[Saved entries]
========
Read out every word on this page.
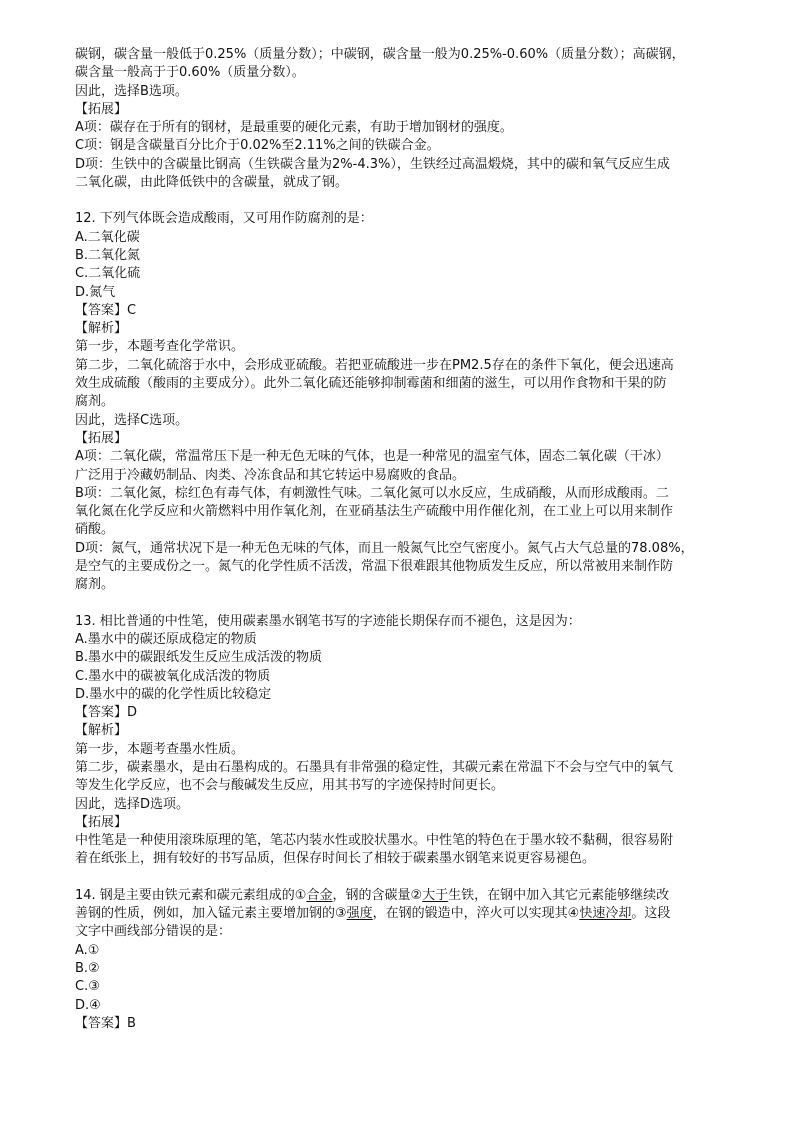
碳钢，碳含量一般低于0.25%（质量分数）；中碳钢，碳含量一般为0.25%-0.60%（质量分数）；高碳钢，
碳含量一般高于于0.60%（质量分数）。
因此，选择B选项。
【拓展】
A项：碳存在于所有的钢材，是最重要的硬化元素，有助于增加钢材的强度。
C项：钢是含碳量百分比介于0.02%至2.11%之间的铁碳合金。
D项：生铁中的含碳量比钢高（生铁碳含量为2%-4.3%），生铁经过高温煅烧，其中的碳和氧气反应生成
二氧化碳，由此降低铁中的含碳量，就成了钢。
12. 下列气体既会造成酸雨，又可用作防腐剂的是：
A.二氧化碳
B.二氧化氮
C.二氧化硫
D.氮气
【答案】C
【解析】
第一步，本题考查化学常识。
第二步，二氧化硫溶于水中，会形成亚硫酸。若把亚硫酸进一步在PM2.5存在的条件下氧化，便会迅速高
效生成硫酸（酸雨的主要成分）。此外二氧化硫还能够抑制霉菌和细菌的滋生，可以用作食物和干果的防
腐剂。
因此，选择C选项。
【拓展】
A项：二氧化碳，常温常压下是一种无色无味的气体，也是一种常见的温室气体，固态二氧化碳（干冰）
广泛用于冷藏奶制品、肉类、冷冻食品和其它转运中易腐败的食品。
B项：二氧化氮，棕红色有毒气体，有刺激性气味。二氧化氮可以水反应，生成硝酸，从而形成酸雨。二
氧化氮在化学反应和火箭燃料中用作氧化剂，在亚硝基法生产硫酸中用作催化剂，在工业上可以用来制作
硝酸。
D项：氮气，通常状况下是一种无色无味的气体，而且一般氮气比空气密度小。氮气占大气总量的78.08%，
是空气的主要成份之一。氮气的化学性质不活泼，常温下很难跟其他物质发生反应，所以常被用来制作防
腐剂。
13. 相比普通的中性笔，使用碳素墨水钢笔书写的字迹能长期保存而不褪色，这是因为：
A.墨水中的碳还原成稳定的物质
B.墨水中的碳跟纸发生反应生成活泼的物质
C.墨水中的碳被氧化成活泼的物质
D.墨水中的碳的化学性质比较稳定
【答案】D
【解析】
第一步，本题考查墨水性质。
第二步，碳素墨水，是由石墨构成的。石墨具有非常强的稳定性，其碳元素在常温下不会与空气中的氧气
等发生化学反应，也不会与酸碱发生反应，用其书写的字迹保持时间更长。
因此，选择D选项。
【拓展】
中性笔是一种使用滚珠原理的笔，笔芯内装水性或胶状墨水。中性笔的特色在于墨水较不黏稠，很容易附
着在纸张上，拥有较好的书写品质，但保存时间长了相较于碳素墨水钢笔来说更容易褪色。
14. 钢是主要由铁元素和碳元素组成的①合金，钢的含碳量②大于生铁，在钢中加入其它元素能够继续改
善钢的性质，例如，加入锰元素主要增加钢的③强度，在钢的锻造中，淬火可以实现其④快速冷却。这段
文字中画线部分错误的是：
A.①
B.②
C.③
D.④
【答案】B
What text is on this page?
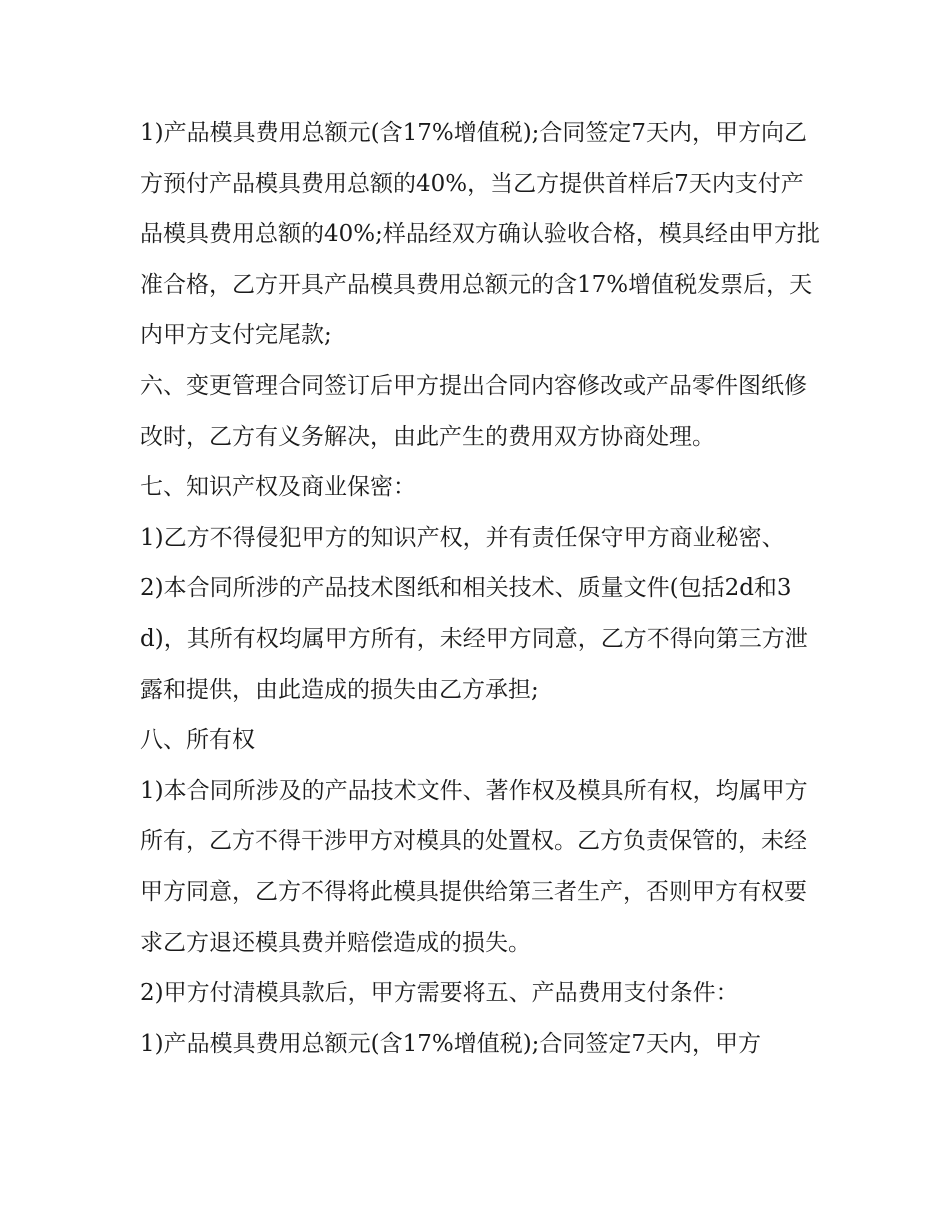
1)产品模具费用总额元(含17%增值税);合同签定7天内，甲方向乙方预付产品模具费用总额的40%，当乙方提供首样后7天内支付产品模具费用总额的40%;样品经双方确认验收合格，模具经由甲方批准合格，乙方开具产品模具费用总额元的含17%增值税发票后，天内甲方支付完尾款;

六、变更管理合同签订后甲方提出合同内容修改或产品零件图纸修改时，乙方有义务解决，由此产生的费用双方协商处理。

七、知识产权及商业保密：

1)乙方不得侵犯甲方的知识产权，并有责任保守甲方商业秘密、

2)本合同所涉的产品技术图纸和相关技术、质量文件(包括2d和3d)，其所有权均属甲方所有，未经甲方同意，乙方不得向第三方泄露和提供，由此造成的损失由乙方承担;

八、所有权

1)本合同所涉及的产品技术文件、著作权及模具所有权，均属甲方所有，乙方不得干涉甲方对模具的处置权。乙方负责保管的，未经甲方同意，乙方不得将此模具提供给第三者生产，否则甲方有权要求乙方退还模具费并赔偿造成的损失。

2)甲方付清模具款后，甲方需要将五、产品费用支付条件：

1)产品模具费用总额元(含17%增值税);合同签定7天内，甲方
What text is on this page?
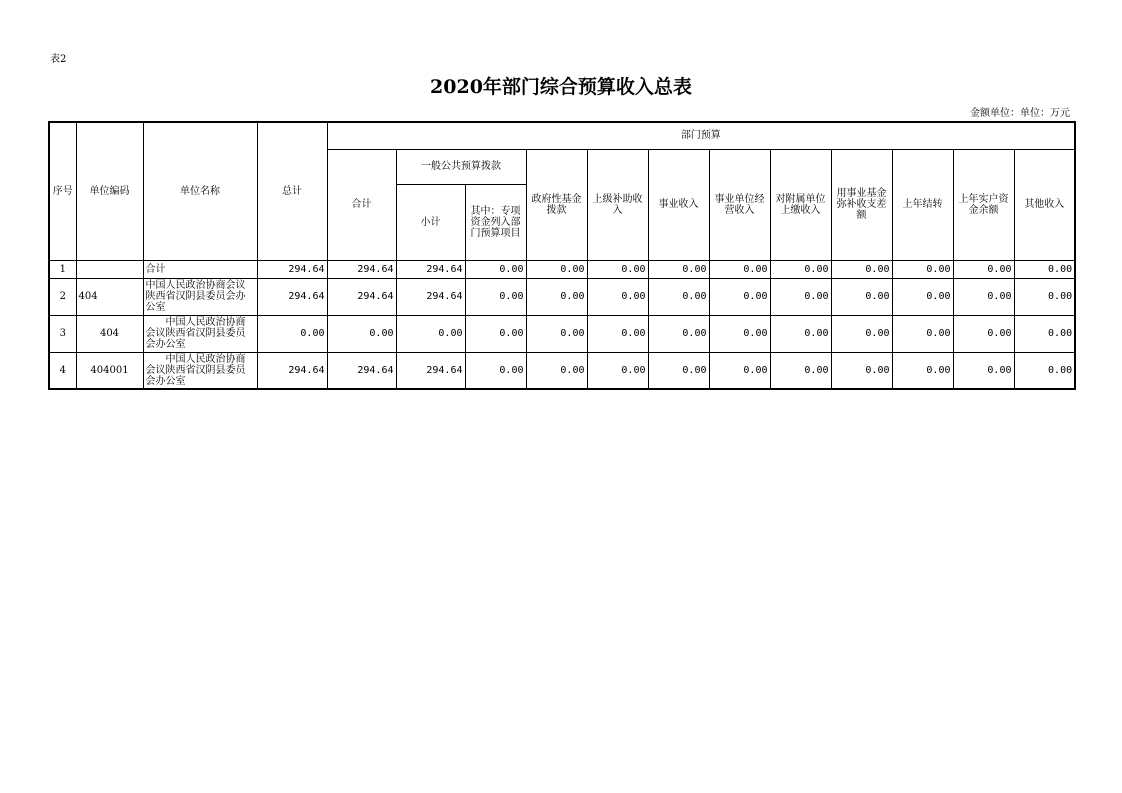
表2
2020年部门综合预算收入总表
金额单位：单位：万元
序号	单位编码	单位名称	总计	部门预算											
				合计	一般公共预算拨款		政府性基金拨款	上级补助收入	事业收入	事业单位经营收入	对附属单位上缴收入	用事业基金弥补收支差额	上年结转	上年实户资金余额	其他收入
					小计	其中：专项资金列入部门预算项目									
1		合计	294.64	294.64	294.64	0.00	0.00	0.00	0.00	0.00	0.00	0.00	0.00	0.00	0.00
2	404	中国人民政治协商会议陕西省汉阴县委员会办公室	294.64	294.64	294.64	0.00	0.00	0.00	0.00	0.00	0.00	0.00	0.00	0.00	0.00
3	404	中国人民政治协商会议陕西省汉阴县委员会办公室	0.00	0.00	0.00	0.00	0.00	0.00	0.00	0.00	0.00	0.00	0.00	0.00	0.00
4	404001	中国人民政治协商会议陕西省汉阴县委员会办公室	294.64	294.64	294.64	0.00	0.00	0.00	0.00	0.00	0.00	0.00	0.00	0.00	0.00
========
* TASK PROMPT *
Print the records word for word and exclude any picture they hold.

* SOLUTION TO THIS EXERCISE *
Read out every word on this page.
碳钢，碳含量一般低于0.25%（质量分数）；中碳钢，碳含量一般为0.25%-0.60%（质量分数）；高碳钢，
碳含量一般高于于0.60%（质量分数）。
因此，选择B选项。
【拓展】
A项：碳存在于所有的钢材，是最重要的硬化元素，有助于增加钢材的强度。
C项：钢是含碳量百分比介于0.02%至2.11%之间的铁碳合金。
D项：生铁中的含碳量比钢高（生铁碳含量为2%-4.3%），生铁经过高温煅烧，其中的碳和氧气反应生成
二氧化碳，由此降低铁中的含碳量，就成了钢。
12. 下列气体既会造成酸雨，又可用作防腐剂的是：
A.二氧化碳
B.二氧化氮
C.二氧化硫
D.氮气
【答案】C
【解析】
第一步，本题考查化学常识。
第二步，二氧化硫溶于水中，会形成亚硫酸。若把亚硫酸进一步在PM2.5存在的条件下氧化，便会迅速高
效生成硫酸（酸雨的主要成分）。此外二氧化硫还能够抑制霉菌和细菌的滋生，可以用作食物和干果的防
腐剂。
因此，选择C选项。
【拓展】
A项：二氧化碳，常温常压下是一种无色无味的气体，也是一种常见的温室气体，固态二氧化碳（干冰）
广泛用于冷藏奶制品、肉类、冷冻食品和其它转运中易腐败的食品。
B项：二氧化氮，棕红色有毒气体，有刺激性气味。二氧化氮可以水反应，生成硝酸，从而形成酸雨。二
氧化氮在化学反应和火箭燃料中用作氧化剂，在亚硝基法生产硫酸中用作催化剂，在工业上可以用来制作
硝酸。
D项：氮气，通常状况下是一种无色无味的气体，而且一般氮气比空气密度小。氮气占大气总量的78.08%，
是空气的主要成份之一。氮气的化学性质不活泼，常温下很难跟其他物质发生反应，所以常被用来制作防
腐剂。
13. 相比普通的中性笔，使用碳素墨水钢笔书写的字迹能长期保存而不褪色，这是因为：
A.墨水中的碳还原成稳定的物质
B.墨水中的碳跟纸发生反应生成活泼的物质
C.墨水中的碳被氧化成活泼的物质
D.墨水中的碳的化学性质比较稳定
【答案】D
【解析】
第一步，本题考查墨水性质。
第二步，碳素墨水，是由石墨构成的。石墨具有非常强的稳定性，其碳元素在常温下不会与空气中的氧气
等发生化学反应，也不会与酸碱发生反应，用其书写的字迹保持时间更长。
因此，选择D选项。
【拓展】
中性笔是一种使用滚珠原理的笔，笔芯内装水性或胶状墨水。中性笔的特色在于墨水较不黏稠，很容易附
着在纸张上，拥有较好的书写品质，但保存时间长了相较于碳素墨水钢笔来说更容易褪色。
14. 钢是主要由铁元素和碳元素组成的①合金，钢的含碳量②大于生铁，在钢中加入其它元素能够继续改
善钢的性质，例如，加入锰元素主要增加钢的③强度，在钢的锻造中，淬火可以实现其④快速冷却。这段
文字中画线部分错误的是：
A.①
B.②
C.③
D.④
【答案】B
What text is on this page?
1)产品模具费用总额元(含17%增值税);合同签定7天内，甲方向乙方预付产品模具费用总额的40%，当乙方提供首样后7天内支付产品模具费用总额的40%;样品经双方确认验收合格，模具经由甲方批准合格，乙方开具产品模具费用总额元的含17%增值税发票后，天内甲方支付完尾款;

六、变更管理合同签订后甲方提出合同内容修改或产品零件图纸修改时，乙方有义务解决，由此产生的费用双方协商处理。

七、知识产权及商业保密：

1)乙方不得侵犯甲方的知识产权，并有责任保守甲方商业秘密、

2)本合同所涉的产品技术图纸和相关技术、质量文件(包括2d和3d)，其所有权均属甲方所有，未经甲方同意，乙方不得向第三方泄露和提供，由此造成的损失由乙方承担;

八、所有权

1)本合同所涉及的产品技术文件、著作权及模具所有权，均属甲方所有，乙方不得干涉甲方对模具的处置权。乙方负责保管的，未经甲方同意，乙方不得将此模具提供给第三者生产，否则甲方有权要求乙方退还模具费并赔偿造成的损失。

2)甲方付清模具款后，甲方需要将五、产品费用支付条件：

1)产品模具费用总额元(含17%增值税);合同签定7天内，甲方
What text is on this page?
表2
2020年部门综合预算收入总表
金额单位：单位：万元
序号	单位编码	单位名称	总计	部门预算											
				合计	一般公共预算拨款		政府性基金拨款	上级补助收入	事业收入	事业单位经营收入	对附属单位上缴收入	用事业基金弥补收支差额	上年结转	上年实户资金余额	其他收入
					小计	其中：专项资金列入部门预算项目									
1		合计	294.64	294.64	294.64	0.00	0.00	0.00	0.00	0.00	0.00	0.00	0.00	0.00	0.00
2	404	中国人民政治协商会议陕西省汉阴县委员会办公室	294.64	294.64	294.64	0.00	0.00	0.00	0.00	0.00	0.00	0.00	0.00	0.00	0.00
3	404	中国人民政治协商会议陕西省汉阴县委员会办公室	0.00	0.00	0.00	0.00	0.00	0.00	0.00	0.00	0.00	0.00	0.00	0.00	0.00
4	404001	中国人民政治协商会议陕西省汉阴县委员会办公室	294.64	294.64	294.64	0.00	0.00	0.00	0.00	0.00	0.00	0.00	0.00	0.00	0.00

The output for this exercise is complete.